Problem statement -> Reproduce each line exactly.

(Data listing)
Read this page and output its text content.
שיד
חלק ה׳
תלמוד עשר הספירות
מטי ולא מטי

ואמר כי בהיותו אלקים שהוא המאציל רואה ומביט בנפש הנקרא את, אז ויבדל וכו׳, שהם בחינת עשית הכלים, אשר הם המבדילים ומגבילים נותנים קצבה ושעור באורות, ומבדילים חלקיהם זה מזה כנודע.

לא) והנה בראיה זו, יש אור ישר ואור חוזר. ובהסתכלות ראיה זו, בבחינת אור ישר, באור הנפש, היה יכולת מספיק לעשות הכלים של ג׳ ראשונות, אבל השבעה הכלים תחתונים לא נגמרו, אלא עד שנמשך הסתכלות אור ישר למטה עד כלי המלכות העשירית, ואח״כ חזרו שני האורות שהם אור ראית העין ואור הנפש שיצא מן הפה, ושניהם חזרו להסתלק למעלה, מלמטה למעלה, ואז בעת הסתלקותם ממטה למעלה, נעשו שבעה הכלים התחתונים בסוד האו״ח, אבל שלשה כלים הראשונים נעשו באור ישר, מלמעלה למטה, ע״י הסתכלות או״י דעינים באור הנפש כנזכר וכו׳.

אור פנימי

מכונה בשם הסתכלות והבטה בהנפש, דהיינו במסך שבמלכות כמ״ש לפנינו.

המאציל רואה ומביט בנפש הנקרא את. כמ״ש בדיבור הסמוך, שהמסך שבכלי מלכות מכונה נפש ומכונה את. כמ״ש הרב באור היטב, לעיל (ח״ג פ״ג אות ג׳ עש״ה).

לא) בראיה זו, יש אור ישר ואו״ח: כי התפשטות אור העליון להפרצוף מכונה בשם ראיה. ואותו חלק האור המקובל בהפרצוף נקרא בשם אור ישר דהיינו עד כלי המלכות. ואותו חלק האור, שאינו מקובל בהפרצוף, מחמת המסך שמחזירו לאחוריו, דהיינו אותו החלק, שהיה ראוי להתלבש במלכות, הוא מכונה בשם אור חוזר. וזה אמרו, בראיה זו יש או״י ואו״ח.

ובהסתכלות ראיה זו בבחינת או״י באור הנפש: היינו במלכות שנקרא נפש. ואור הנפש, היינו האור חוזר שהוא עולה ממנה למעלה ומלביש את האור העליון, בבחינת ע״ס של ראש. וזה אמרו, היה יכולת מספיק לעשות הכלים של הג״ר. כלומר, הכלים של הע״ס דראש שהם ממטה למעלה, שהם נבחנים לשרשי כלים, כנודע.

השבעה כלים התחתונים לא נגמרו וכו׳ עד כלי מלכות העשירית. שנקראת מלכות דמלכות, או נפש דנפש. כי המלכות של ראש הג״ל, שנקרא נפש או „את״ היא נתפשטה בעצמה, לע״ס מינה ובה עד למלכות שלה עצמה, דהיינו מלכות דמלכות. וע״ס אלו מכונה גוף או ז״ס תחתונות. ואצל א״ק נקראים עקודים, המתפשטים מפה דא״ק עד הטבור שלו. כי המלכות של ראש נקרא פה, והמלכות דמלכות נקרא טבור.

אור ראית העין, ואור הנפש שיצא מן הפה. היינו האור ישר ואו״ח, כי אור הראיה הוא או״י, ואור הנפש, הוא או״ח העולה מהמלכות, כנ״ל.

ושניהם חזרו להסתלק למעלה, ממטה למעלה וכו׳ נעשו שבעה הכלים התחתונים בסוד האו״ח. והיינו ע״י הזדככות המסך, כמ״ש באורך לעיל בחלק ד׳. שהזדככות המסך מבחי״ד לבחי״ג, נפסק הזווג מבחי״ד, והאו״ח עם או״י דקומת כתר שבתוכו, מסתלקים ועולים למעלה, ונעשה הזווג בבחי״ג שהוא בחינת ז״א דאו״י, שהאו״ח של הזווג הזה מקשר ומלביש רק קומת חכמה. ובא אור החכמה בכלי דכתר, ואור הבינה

Solution to the exercise ->
Read this page and output its text content.
שיד
חלק ה׳
תלמוד עשר הספירות
מטי ולא מטי

ואמר כי בהיותו אלקים שהוא המאציל רואה ומביט בנפש הנקרא את, אז ויבדל וכו׳, שהם בחינת עשית הכלים, אשר הם המבדילים ומגבילים נותנים קצבה ושעור באורות, ומבדילים חלקיהם זה מזה כנודע.

לא) והנה בראיה זו, יש אור ישר ואור חוזר. ובהסתכלות ראיה זו, בבחינת אור ישר, באור הנפש, היה יכולת מספיק לעשות הכלים של ג׳ ראשונות, אבל השבעה הכלים תחתונים לא נגמרו, אלא עד שנמשך הסתכלות אור ישר למטה עד כלי המלכות העשירית, ואח״כ חזרו שני האורות שהם אור ראית העין ואור הנפש שיצא מן הפה, ושניהם חזרו להסתלק למעלה, מלמטה למעלה, ואז בעת הסתלקותם ממטה למעלה, נעשו שבעה הכלים התחתונים בסוד האו״ח, אבל שלשה כלים הראשונים נעשו באור ישר, מלמעלה למטה, ע״י הסתכלות או״י דעינים באור הנפש כנזכר וכו׳.

אור פנימי

מכונה בשם הסתכלות והבטה בהנפש, דהיינו במסך שבמלכות כמ״ש לפנינו.

המאציל רואה ומביט בנפש הנקרא את. כמ״ש בדיבור הסמוך, שהמסך שבכלי מלכות מכונה נפש ומכונה את. כמ״ש הרב באור היטב, לעיל (ח״ג פ״ג אות ג׳ עש״ה).

לא) בראיה זו, יש אור ישר ואו״ח: כי התפשטות אור העליון להפרצוף מכונה בשם ראיה. ואותו חלק האור המקובל בהפרצוף נקרא בשם אור ישר דהיינו עד כלי המלכות. ואותו חלק האור, שאינו מקובל בהפרצוף, מחמת המסך שמחזירו לאחוריו, דהיינו אותו החלק, שהיה ראוי להתלבש במלכות, הוא מכונה בשם אור חוזר. וזה אמרו, בראיה זו יש או״י ואו״ח.

ובהסתכלות ראיה זו בבחינת או״י באור הנפש: היינו במלכות שנקרא נפש. ואור הנפש, היינו האור חוזר שהוא עולה ממנה למעלה ומלביש את האור העליון, בבחינת ע״ס של ראש. וזה אמרו, היה יכולת מספיק לעשות הכלים של הג״ר. כלומר, הכלים של הע״ס דראש שהם ממטה למעלה, שהם נבחנים לשרשי כלים, כנודע.

השבעה כלים התחתונים לא נגמרו וכו׳ עד כלי מלכות העשירית. שנקראת מלכות דמלכות, או נפש דנפש. כי המלכות של ראש הג״ל, שנקרא נפש או „את״ היא נתפשטה בעצמה, לע״ס מינה ובה עד למלכות שלה עצמה, דהיינו מלכות דמלכות. וע״ס אלו מכונה גוף או ז״ס תחתונות. ואצל א״ק נקראים עקודים, המתפשטים מפה דא״ק עד הטבור שלו. כי המלכות של ראש נקרא פה, והמלכות דמלכות נקרא טבור.

אור ראית העין, ואור הנפש שיצא מן הפה. היינו האור ישר ואו״ח, כי אור הראיה הוא או״י, ואור הנפש, הוא או״ח העולה מהמלכות, כנ״ל.

ושניהם חזרו להסתלק למעלה, ממטה למעלה וכו׳ נעשו שבעה הכלים התחתונים בסוד האו״ח. והיינו ע״י הזדככות המסך, כמ״ש באורך לעיל בחלק ד׳. שהזדככות המסך מבחי״ד לבחי״ג, נפסק הזווג מבחי״ד, והאו״ח עם או״י דקומת כתר שבתוכו, מסתלקים ועולים למעלה, ונעשה הזווג בבחי״ג שהוא בחינת ז״א דאו״י, שהאו״ח של הזווג הזה מקשר ומלביש רק קומת חכמה. ובא אור החכמה בכלי דכתר, ואור הבינה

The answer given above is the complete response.